__EXERCISE GOAL__
Give every line below again, exactly.

Stored items
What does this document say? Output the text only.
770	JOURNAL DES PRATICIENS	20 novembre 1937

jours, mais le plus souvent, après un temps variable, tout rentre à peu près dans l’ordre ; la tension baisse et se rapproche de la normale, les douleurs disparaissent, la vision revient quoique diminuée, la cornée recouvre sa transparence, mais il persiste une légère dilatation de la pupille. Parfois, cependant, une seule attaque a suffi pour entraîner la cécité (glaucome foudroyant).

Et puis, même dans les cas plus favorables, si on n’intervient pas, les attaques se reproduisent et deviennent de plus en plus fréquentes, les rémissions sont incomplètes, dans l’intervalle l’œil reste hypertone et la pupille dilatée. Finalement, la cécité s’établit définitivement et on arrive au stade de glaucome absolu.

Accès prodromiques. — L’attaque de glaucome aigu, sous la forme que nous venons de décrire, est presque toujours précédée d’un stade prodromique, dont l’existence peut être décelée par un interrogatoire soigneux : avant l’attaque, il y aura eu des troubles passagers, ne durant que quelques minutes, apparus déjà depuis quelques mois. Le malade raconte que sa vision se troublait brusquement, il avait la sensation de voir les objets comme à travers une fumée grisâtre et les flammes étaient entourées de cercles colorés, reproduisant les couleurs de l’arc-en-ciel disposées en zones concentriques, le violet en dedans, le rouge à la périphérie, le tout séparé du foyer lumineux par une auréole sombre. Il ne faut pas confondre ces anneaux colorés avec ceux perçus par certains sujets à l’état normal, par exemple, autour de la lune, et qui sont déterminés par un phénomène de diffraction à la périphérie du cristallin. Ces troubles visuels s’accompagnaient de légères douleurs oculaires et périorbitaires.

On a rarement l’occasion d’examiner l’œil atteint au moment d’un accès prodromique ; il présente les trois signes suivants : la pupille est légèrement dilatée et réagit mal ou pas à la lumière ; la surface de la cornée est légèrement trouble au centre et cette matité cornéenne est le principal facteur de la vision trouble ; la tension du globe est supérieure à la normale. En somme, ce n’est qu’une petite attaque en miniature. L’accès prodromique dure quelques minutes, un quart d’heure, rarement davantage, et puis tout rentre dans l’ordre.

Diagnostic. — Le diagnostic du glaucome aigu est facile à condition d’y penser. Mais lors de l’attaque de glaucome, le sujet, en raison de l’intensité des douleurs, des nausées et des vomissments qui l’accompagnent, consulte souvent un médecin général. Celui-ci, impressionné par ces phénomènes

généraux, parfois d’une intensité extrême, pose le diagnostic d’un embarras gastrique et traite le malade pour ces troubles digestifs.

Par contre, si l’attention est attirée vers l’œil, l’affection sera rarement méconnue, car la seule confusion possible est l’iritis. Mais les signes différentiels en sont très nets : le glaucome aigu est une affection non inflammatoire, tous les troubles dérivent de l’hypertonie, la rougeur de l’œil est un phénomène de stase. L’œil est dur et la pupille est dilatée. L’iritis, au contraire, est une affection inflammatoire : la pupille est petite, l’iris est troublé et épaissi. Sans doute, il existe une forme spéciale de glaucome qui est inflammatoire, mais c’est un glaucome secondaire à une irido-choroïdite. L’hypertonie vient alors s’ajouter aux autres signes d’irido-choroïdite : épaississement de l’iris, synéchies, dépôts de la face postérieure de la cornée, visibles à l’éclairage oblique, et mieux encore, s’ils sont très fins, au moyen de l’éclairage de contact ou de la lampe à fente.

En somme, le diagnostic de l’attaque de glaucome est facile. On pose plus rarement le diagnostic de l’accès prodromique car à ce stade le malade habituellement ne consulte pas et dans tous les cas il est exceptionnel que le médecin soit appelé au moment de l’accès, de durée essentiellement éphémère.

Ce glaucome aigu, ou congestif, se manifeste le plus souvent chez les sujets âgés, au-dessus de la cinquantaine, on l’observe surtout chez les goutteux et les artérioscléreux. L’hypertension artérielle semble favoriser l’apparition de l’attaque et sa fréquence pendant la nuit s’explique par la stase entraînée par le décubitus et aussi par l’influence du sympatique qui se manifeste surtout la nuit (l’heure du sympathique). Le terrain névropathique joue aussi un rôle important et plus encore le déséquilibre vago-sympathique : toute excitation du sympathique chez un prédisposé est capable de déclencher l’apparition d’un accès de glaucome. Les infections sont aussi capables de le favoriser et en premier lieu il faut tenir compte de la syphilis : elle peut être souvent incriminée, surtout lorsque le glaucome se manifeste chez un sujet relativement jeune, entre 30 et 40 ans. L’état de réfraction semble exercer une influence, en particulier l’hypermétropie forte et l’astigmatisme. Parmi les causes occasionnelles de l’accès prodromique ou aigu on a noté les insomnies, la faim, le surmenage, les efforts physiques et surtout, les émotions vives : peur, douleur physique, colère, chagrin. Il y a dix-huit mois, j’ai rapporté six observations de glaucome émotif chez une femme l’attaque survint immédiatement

__CORRECT OUTPUT__
What does this document say? Output the text only.
770	JOURNAL DES PRATICIENS	20 novembre 1937

jours, mais le plus souvent, après un temps variable, tout rentre à peu près dans l’ordre ; la tension baisse et se rapproche de la normale, les douleurs disparaissent, la vision revient quoique diminuée, la cornée recouvre sa transparence, mais il persiste une légère dilatation de la pupille. Parfois, cependant, une seule attaque a suffi pour entraîner la cécité (glaucome foudroyant).

Et puis, même dans les cas plus favorables, si on n’intervient pas, les attaques se reproduisent et deviennent de plus en plus fréquentes, les rémissions sont incomplètes, dans l’intervalle l’œil reste hypertone et la pupille dilatée. Finalement, la cécité s’établit définitivement et on arrive au stade de glaucome absolu.

Accès prodromiques. — L’attaque de glaucome aigu, sous la forme que nous venons de décrire, est presque toujours précédée d’un stade prodromique, dont l’existence peut être décelée par un interrogatoire soigneux : avant l’attaque, il y aura eu des troubles passagers, ne durant que quelques minutes, apparus déjà depuis quelques mois. Le malade raconte que sa vision se troublait brusquement, il avait la sensation de voir les objets comme à travers une fumée grisâtre et les flammes étaient entourées de cercles colorés, reproduisant les couleurs de l’arc-en-ciel disposées en zones concentriques, le violet en dedans, le rouge à la périphérie, le tout séparé du foyer lumineux par une auréole sombre. Il ne faut pas confondre ces anneaux colorés avec ceux perçus par certains sujets à l’état normal, par exemple, autour de la lune, et qui sont déterminés par un phénomène de diffraction à la périphérie du cristallin. Ces troubles visuels s’accompagnaient de légères douleurs oculaires et périorbitaires.

On a rarement l’occasion d’examiner l’œil atteint au moment d’un accès prodromique ; il présente les trois signes suivants : la pupille est légèrement dilatée et réagit mal ou pas à la lumière ; la surface de la cornée est légèrement trouble au centre et cette matité cornéenne est le principal facteur de la vision trouble ; la tension du globe est supérieure à la normale. En somme, ce n’est qu’une petite attaque en miniature. L’accès prodromique dure quelques minutes, un quart d’heure, rarement davantage, et puis tout rentre dans l’ordre.

Diagnostic. — Le diagnostic du glaucome aigu est facile à condition d’y penser. Mais lors de l’attaque de glaucome, le sujet, en raison de l’intensité des douleurs, des nausées et des vomissments qui l’accompagnent, consulte souvent un médecin général. Celui-ci, impressionné par ces phénomènes

généraux, parfois d’une intensité extrême, pose le diagnostic d’un embarras gastrique et traite le malade pour ces troubles digestifs.

Par contre, si l’attention est attirée vers l’œil, l’affection sera rarement méconnue, car la seule confusion possible est l’iritis. Mais les signes différentiels en sont très nets : le glaucome aigu est une affection non inflammatoire, tous les troubles dérivent de l’hypertonie, la rougeur de l’œil est un phénomène de stase. L’œil est dur et la pupille est dilatée. L’iritis, au contraire, est une affection inflammatoire : la pupille est petite, l’iris est troublé et épaissi. Sans doute, il existe une forme spéciale de glaucome qui est inflammatoire, mais c’est un glaucome secondaire à une irido-choroïdite. L’hypertonie vient alors s’ajouter aux autres signes d’irido-choroïdite : épaississement de l’iris, synéchies, dépôts de la face postérieure de la cornée, visibles à l’éclairage oblique, et mieux encore, s’ils sont très fins, au moyen de l’éclairage de contact ou de la lampe à fente.

En somme, le diagnostic de l’attaque de glaucome est facile. On pose plus rarement le diagnostic de l’accès prodromique car à ce stade le malade habituellement ne consulte pas et dans tous les cas il est exceptionnel que le médecin soit appelé au moment de l’accès, de durée essentiellement éphémère.

Ce glaucome aigu, ou congestif, se manifeste le plus souvent chez les sujets âgés, au-dessus de la cinquantaine, on l’observe surtout chez les goutteux et les artérioscléreux. L’hypertension artérielle semble favoriser l’apparition de l’attaque et sa fréquence pendant la nuit s’explique par la stase entraînée par le décubitus et aussi par l’influence du sympatique qui se manifeste surtout la nuit (l’heure du sympathique). Le terrain névropathique joue aussi un rôle important et plus encore le déséquilibre vago-sympathique : toute excitation du sympathique chez un prédisposé est capable de déclencher l’apparition d’un accès de glaucome. Les infections sont aussi capables de le favoriser et en premier lieu il faut tenir compte de la syphilis : elle peut être souvent incriminée, surtout lorsque le glaucome se manifeste chez un sujet relativement jeune, entre 30 et 40 ans. L’état de réfraction semble exercer une influence, en particulier l’hypermétropie forte et l’astigmatisme. Parmi les causes occasionnelles de l’accès prodromique ou aigu on a noté les insomnies, la faim, le surmenage, les efforts physiques et surtout, les émotions vives : peur, douleur physique, colère, chagrin. Il y a dix-huit mois, j’ai rapporté six observations de glaucome émotif chez une femme l’attaque survint immédiatement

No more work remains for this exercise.